Can you write out all the lines word for word, with no pictures?

☆ ☆ ☆

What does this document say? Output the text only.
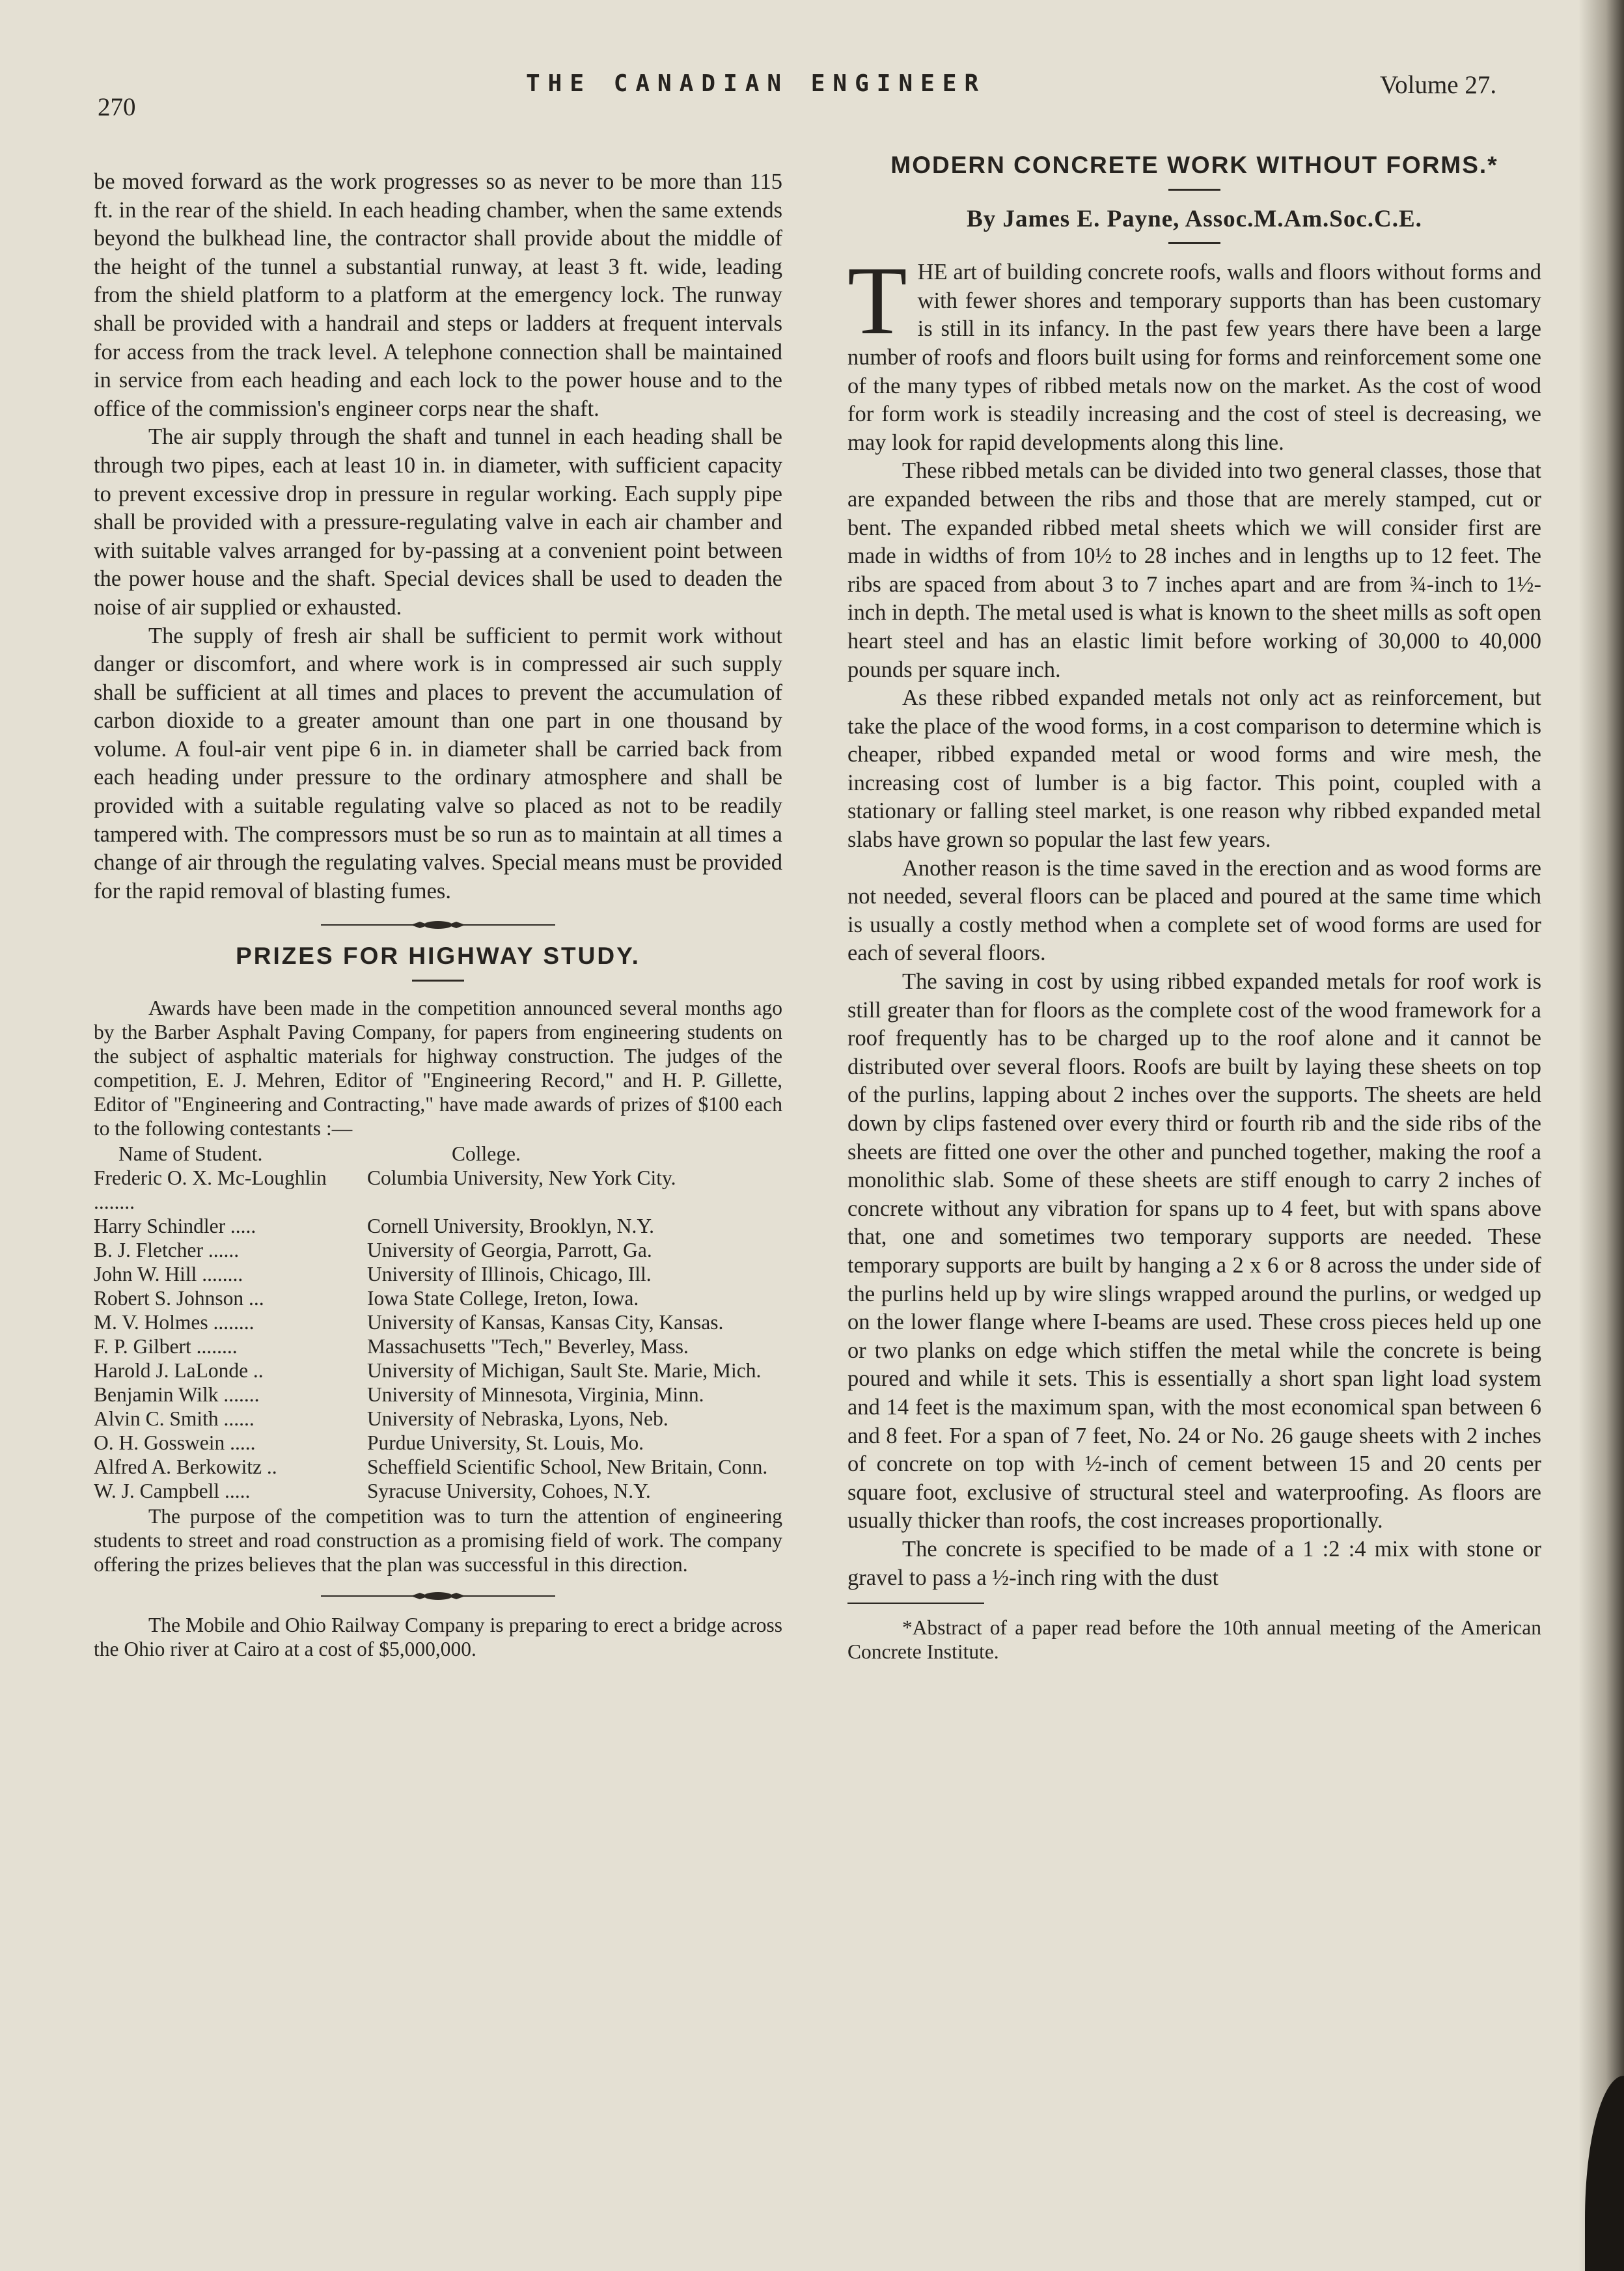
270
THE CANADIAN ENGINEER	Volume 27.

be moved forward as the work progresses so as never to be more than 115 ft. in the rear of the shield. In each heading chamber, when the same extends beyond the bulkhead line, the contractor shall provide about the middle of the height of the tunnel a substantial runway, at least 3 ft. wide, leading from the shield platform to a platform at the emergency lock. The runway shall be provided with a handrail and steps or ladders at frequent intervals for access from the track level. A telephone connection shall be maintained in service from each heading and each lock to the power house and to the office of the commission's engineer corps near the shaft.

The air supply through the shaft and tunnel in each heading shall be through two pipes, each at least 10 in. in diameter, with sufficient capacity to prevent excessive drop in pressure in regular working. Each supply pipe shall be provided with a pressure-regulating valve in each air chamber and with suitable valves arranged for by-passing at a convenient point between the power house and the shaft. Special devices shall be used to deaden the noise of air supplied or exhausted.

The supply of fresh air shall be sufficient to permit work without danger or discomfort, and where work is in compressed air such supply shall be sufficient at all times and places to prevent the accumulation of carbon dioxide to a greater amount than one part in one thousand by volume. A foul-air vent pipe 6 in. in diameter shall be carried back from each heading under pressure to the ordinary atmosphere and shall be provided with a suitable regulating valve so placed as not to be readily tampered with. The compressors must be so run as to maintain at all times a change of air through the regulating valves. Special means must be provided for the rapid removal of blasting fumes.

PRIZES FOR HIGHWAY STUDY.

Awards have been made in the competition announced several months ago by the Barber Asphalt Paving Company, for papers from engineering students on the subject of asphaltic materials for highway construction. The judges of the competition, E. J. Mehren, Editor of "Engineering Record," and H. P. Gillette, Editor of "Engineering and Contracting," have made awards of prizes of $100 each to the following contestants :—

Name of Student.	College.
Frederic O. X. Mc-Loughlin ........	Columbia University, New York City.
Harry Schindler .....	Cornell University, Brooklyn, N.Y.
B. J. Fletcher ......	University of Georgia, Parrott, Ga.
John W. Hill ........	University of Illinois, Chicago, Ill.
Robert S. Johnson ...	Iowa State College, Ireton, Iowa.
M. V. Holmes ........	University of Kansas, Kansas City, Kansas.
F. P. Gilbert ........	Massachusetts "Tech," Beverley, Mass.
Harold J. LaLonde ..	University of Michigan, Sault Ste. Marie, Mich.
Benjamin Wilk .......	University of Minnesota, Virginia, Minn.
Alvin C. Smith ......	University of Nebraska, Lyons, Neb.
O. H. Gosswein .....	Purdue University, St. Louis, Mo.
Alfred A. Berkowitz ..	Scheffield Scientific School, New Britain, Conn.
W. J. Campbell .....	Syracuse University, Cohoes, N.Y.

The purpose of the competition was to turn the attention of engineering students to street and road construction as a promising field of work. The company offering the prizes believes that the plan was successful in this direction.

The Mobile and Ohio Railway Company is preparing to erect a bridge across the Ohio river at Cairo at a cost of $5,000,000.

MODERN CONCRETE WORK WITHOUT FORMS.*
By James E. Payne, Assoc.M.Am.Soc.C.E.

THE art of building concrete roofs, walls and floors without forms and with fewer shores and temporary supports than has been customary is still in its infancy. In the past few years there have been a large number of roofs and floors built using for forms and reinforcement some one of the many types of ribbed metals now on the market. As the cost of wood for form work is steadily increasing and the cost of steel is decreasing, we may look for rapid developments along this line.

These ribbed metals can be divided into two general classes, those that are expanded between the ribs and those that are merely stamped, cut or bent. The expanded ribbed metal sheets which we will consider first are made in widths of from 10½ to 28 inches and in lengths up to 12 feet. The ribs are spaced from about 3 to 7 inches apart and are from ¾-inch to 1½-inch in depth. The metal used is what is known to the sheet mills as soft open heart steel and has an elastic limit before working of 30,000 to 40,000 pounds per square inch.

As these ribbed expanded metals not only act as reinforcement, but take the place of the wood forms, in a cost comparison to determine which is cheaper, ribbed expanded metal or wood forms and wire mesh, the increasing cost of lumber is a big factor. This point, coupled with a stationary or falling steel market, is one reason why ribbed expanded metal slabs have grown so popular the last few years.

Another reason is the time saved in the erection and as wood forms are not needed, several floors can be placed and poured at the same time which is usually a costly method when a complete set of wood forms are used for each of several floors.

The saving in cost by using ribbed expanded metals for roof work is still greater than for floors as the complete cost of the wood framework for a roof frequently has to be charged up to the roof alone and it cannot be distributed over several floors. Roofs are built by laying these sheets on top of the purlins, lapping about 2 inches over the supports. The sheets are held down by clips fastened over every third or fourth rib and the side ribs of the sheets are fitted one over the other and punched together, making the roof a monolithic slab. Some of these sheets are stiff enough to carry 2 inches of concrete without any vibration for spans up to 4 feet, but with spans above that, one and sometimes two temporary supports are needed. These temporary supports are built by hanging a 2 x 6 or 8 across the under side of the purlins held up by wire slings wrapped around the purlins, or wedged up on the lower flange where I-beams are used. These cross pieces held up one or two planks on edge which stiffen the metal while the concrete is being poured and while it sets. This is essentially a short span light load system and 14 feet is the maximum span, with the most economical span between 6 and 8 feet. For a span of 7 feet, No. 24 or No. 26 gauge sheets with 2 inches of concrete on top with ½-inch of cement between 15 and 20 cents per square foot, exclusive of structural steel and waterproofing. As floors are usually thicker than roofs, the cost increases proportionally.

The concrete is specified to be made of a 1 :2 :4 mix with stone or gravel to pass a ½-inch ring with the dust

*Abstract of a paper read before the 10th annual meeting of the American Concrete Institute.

☆ ☆ ☆

ANSWER IN FULL —
What does this document say? Output the text only.
270
THE CANADIAN ENGINEER	Volume 27.

be moved forward as the work progresses so as never to be more than 115 ft. in the rear of the shield. In each heading chamber, when the same extends beyond the bulkhead line, the contractor shall provide about the middle of the height of the tunnel a substantial runway, at least 3 ft. wide, leading from the shield platform to a platform at the emergency lock. The runway shall be provided with a handrail and steps or ladders at frequent intervals for access from the track level. A telephone connection shall be maintained in service from each heading and each lock to the power house and to the office of the commission's engineer corps near the shaft.

The air supply through the shaft and tunnel in each heading shall be through two pipes, each at least 10 in. in diameter, with sufficient capacity to prevent excessive drop in pressure in regular working. Each supply pipe shall be provided with a pressure-regulating valve in each air chamber and with suitable valves arranged for by-passing at a convenient point between the power house and the shaft. Special devices shall be used to deaden the noise of air supplied or exhausted.

The supply of fresh air shall be sufficient to permit work without danger or discomfort, and where work is in compressed air such supply shall be sufficient at all times and places to prevent the accumulation of carbon dioxide to a greater amount than one part in one thousand by volume. A foul-air vent pipe 6 in. in diameter shall be carried back from each heading under pressure to the ordinary atmosphere and shall be provided with a suitable regulating valve so placed as not to be readily tampered with. The compressors must be so run as to maintain at all times a change of air through the regulating valves. Special means must be provided for the rapid removal of blasting fumes.

PRIZES FOR HIGHWAY STUDY.

Awards have been made in the competition announced several months ago by the Barber Asphalt Paving Company, for papers from engineering students on the subject of asphaltic materials for highway construction. The judges of the competition, E. J. Mehren, Editor of "Engineering Record," and H. P. Gillette, Editor of "Engineering and Contracting," have made awards of prizes of $100 each to the following contestants :—

Name of Student.	College.
Frederic O. X. Mc-Loughlin ........	Columbia University, New York City.
Harry Schindler .....	Cornell University, Brooklyn, N.Y.
B. J. Fletcher ......	University of Georgia, Parrott, Ga.
John W. Hill ........	University of Illinois, Chicago, Ill.
Robert S. Johnson ...	Iowa State College, Ireton, Iowa.
M. V. Holmes ........	University of Kansas, Kansas City, Kansas.
F. P. Gilbert ........	Massachusetts "Tech," Beverley, Mass.
Harold J. LaLonde ..	University of Michigan, Sault Ste. Marie, Mich.
Benjamin Wilk .......	University of Minnesota, Virginia, Minn.
Alvin C. Smith ......	University of Nebraska, Lyons, Neb.
O. H. Gosswein .....	Purdue University, St. Louis, Mo.
Alfred A. Berkowitz ..	Scheffield Scientific School, New Britain, Conn.
W. J. Campbell .....	Syracuse University, Cohoes, N.Y.

The purpose of the competition was to turn the attention of engineering students to street and road construction as a promising field of work. The company offering the prizes believes that the plan was successful in this direction.

The Mobile and Ohio Railway Company is preparing to erect a bridge across the Ohio river at Cairo at a cost of $5,000,000.

MODERN CONCRETE WORK WITHOUT FORMS.*
By James E. Payne, Assoc.M.Am.Soc.C.E.

THE art of building concrete roofs, walls and floors without forms and with fewer shores and temporary supports than has been customary is still in its infancy. In the past few years there have been a large number of roofs and floors built using for forms and reinforcement some one of the many types of ribbed metals now on the market. As the cost of wood for form work is steadily increasing and the cost of steel is decreasing, we may look for rapid developments along this line.

These ribbed metals can be divided into two general classes, those that are expanded between the ribs and those that are merely stamped, cut or bent. The expanded ribbed metal sheets which we will consider first are made in widths of from 10½ to 28 inches and in lengths up to 12 feet. The ribs are spaced from about 3 to 7 inches apart and are from ¾-inch to 1½-inch in depth. The metal used is what is known to the sheet mills as soft open heart steel and has an elastic limit before working of 30,000 to 40,000 pounds per square inch.

As these ribbed expanded metals not only act as reinforcement, but take the place of the wood forms, in a cost comparison to determine which is cheaper, ribbed expanded metal or wood forms and wire mesh, the increasing cost of lumber is a big factor. This point, coupled with a stationary or falling steel market, is one reason why ribbed expanded metal slabs have grown so popular the last few years.

Another reason is the time saved in the erection and as wood forms are not needed, several floors can be placed and poured at the same time which is usually a costly method when a complete set of wood forms are used for each of several floors.

The saving in cost by using ribbed expanded metals for roof work is still greater than for floors as the complete cost of the wood framework for a roof frequently has to be charged up to the roof alone and it cannot be distributed over several floors. Roofs are built by laying these sheets on top of the purlins, lapping about 2 inches over the supports. The sheets are held down by clips fastened over every third or fourth rib and the side ribs of the sheets are fitted one over the other and punched together, making the roof a monolithic slab. Some of these sheets are stiff enough to carry 2 inches of concrete without any vibration for spans up to 4 feet, but with spans above that, one and sometimes two temporary supports are needed. These temporary supports are built by hanging a 2 x 6 or 8 across the under side of the purlins held up by wire slings wrapped around the purlins, or wedged up on the lower flange where I-beams are used. These cross pieces held up one or two planks on edge which stiffen the metal while the concrete is being poured and while it sets. This is essentially a short span light load system and 14 feet is the maximum span, with the most economical span between 6 and 8 feet. For a span of 7 feet, No. 24 or No. 26 gauge sheets with 2 inches of concrete on top with ½-inch of cement between 15 and 20 cents per square foot, exclusive of structural steel and waterproofing. As floors are usually thicker than roofs, the cost increases proportionally.

The concrete is specified to be made of a 1 :2 :4 mix with stone or gravel to pass a ½-inch ring with the dust

*Abstract of a paper read before the 10th annual meeting of the American Concrete Institute.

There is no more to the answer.